Records contained in a dataset
※

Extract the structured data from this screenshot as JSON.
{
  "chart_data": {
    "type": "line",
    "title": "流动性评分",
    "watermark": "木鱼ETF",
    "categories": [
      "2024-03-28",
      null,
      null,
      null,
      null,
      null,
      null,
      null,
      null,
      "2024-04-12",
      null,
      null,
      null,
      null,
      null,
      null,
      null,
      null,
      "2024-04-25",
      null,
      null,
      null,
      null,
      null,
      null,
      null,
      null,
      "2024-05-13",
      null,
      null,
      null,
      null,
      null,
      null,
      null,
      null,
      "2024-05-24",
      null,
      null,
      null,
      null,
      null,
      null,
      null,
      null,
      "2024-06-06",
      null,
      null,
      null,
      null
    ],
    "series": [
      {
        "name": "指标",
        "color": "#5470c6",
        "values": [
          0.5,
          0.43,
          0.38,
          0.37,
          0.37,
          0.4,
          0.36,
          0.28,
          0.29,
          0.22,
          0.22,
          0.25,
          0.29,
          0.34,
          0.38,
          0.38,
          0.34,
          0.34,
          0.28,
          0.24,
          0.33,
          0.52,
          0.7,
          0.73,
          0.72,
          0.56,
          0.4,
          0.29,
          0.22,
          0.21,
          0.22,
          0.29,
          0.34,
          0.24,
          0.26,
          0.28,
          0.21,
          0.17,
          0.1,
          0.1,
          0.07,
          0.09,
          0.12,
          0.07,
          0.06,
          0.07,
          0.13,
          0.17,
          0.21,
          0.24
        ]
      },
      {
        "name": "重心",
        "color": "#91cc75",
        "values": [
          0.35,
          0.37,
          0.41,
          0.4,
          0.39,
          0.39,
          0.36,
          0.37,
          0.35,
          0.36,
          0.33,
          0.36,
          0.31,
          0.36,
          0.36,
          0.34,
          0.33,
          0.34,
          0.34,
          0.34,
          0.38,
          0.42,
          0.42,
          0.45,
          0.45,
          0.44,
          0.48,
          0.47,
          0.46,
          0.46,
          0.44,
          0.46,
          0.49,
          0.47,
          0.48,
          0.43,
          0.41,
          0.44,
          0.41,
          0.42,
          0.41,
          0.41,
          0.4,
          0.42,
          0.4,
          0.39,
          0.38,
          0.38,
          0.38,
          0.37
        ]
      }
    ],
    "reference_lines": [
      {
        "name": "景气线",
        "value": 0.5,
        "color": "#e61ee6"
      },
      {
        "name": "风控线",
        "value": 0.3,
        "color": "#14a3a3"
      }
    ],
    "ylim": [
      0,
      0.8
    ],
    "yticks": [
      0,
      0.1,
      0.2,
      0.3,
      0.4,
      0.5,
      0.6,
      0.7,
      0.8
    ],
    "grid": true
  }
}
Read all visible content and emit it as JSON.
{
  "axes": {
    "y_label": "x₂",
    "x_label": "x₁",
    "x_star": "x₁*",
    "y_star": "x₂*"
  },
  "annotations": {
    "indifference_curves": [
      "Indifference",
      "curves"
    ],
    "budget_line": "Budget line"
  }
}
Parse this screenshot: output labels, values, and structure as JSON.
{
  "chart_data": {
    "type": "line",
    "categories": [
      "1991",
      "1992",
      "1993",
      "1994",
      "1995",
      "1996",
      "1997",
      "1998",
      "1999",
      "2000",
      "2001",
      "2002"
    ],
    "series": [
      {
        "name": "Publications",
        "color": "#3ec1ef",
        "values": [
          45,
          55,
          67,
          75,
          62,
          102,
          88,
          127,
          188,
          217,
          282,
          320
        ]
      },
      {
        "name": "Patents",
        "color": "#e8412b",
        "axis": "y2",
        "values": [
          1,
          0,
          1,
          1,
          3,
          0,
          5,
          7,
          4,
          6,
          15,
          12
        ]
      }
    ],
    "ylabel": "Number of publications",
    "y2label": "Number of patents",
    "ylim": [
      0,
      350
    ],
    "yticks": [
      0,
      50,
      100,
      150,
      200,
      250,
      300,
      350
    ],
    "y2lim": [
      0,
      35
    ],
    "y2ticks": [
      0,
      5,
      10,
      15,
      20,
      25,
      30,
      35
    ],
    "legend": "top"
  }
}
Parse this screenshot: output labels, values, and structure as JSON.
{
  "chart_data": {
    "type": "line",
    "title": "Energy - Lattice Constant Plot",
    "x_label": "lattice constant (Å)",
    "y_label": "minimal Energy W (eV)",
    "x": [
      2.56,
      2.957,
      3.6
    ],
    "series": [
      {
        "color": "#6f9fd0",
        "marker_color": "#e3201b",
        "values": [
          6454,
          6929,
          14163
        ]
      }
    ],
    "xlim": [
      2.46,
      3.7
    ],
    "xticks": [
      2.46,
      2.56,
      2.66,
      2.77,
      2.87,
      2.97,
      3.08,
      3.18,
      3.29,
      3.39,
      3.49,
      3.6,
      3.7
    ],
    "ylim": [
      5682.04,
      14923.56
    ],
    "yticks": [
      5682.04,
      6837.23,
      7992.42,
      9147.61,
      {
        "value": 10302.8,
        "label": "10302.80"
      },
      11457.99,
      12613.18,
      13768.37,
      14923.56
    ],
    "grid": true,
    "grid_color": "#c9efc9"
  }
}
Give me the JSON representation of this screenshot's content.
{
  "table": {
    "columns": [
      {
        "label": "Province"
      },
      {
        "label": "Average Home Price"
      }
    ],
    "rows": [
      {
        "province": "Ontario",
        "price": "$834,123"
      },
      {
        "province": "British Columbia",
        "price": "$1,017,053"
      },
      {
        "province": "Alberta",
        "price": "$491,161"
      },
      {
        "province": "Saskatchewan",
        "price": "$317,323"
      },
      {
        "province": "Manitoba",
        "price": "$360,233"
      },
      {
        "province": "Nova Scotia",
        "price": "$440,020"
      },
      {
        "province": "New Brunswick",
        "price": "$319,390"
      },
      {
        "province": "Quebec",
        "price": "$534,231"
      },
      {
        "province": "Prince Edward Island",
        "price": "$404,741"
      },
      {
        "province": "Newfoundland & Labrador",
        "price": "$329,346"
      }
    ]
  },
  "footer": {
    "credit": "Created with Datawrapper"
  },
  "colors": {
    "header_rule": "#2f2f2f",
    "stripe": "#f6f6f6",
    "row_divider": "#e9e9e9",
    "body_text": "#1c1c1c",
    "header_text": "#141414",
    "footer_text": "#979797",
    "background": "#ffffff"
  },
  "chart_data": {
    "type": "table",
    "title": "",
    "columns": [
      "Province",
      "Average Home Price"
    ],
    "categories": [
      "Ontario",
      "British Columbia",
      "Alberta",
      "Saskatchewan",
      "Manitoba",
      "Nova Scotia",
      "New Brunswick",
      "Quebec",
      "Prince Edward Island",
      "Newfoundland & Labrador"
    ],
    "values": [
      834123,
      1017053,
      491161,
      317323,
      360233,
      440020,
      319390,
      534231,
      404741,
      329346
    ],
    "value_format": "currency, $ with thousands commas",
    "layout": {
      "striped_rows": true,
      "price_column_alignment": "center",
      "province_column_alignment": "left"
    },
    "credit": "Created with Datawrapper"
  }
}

※

§ **THE REQUEST**
Pull out every line in the data above that has the word "Prince".

§ **EXERCISE RESPONSE**
        "province": "Prince Edward Island",
      "Prince Edward Island",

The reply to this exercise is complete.